What the exercise asks> Scan the records for the string "times"; copy each line where it occurs.

* * *

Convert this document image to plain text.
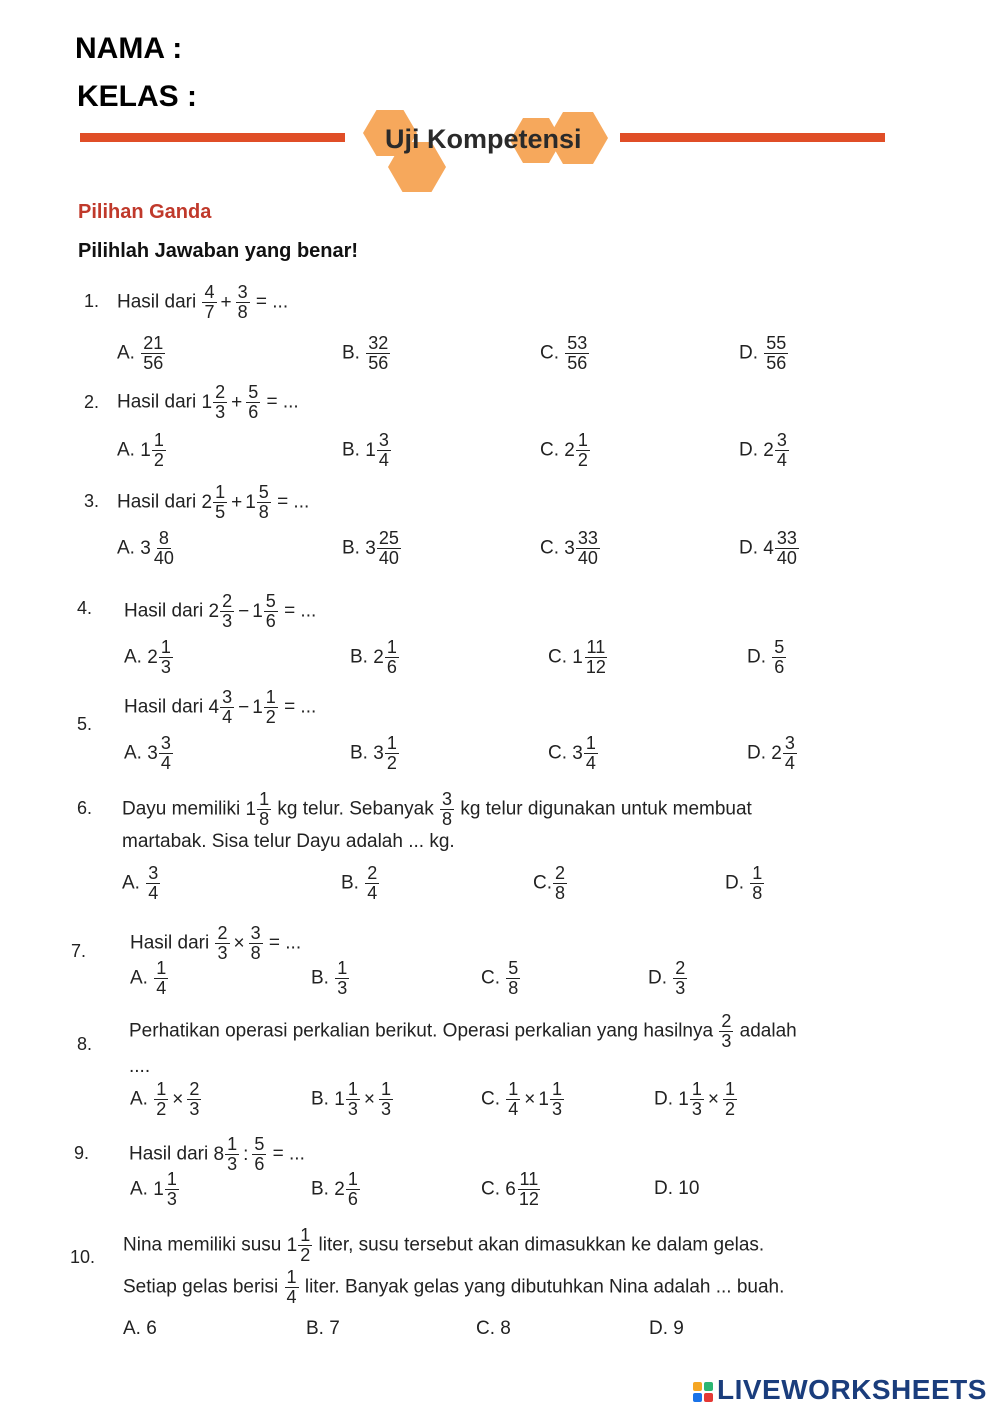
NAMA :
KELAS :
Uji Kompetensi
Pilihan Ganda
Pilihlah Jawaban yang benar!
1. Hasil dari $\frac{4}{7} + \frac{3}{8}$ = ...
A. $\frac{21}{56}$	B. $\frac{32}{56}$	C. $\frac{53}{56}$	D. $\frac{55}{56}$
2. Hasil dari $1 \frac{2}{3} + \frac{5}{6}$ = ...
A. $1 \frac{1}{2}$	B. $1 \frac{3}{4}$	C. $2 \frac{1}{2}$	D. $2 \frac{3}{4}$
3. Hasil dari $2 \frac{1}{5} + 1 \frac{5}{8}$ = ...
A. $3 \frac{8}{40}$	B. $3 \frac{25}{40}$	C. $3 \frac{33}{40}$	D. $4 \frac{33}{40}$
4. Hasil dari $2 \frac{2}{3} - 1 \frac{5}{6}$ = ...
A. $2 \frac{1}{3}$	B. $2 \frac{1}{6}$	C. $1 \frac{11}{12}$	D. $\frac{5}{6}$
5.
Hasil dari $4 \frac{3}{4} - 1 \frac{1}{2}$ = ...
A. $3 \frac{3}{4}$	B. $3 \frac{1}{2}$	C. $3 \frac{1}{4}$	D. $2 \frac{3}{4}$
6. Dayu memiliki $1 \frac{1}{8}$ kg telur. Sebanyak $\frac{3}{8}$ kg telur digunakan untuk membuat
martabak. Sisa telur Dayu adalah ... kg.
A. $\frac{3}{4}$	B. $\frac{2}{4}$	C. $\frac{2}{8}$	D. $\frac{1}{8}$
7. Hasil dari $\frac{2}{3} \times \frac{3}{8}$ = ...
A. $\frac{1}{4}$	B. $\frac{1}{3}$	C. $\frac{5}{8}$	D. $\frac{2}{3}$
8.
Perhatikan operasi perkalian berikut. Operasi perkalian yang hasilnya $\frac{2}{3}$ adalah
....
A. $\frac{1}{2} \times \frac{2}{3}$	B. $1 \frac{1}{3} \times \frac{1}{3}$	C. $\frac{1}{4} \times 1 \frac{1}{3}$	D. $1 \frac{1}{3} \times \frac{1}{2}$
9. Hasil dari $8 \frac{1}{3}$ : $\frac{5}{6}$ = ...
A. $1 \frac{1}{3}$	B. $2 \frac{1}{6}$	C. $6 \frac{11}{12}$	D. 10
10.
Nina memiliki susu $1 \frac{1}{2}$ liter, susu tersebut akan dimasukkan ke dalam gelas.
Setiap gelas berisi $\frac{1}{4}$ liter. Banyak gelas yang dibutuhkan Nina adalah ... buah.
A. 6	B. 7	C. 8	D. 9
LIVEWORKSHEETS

* * *

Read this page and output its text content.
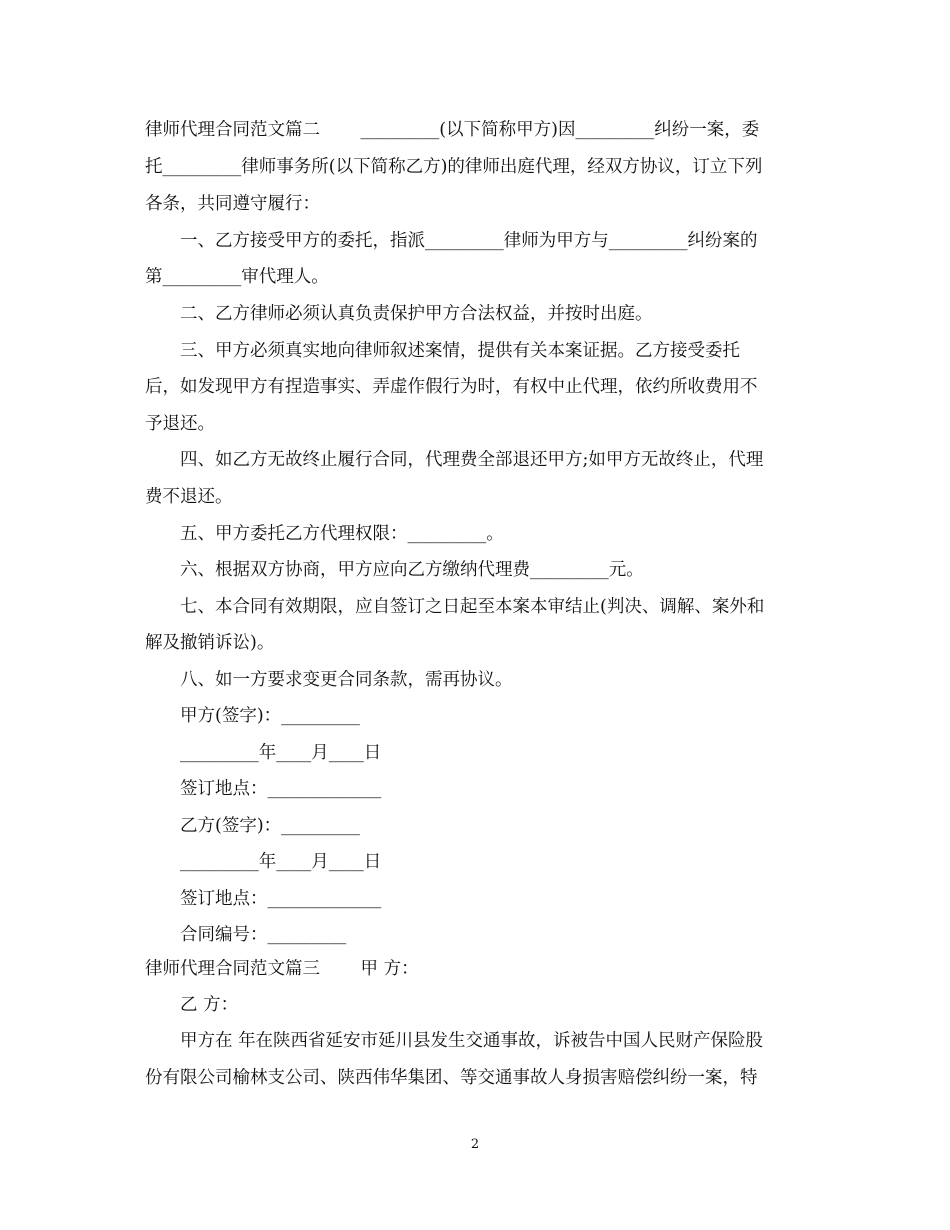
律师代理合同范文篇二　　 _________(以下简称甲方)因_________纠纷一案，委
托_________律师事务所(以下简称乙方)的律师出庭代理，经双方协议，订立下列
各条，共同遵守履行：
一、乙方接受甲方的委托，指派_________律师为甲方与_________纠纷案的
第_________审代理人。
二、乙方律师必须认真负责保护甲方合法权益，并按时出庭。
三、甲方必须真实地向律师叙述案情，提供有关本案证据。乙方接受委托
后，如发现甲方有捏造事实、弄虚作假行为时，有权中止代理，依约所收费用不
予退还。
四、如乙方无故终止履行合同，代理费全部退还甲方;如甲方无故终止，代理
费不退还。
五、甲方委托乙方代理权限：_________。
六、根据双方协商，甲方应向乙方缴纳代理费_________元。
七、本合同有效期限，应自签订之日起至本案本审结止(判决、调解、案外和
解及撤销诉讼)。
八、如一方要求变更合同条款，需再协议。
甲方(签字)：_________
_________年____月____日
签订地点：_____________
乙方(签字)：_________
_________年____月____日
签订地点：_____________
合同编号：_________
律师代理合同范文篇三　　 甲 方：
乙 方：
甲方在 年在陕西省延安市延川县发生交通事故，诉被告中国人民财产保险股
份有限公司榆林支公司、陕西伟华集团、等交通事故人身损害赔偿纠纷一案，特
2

* * *

Answer to the exercise>
7. Hasil dari $\frac{2}{3} \times \frac{3}{8}$ = ...
A. $\frac{1}{2} \times \frac{2}{3}$	B. $1 \frac{1}{3} \times \frac{1}{3}$	C. $\frac{1}{4} \times 1 \frac{1}{3}$	D. $1 \frac{1}{3} \times \frac{1}{2}$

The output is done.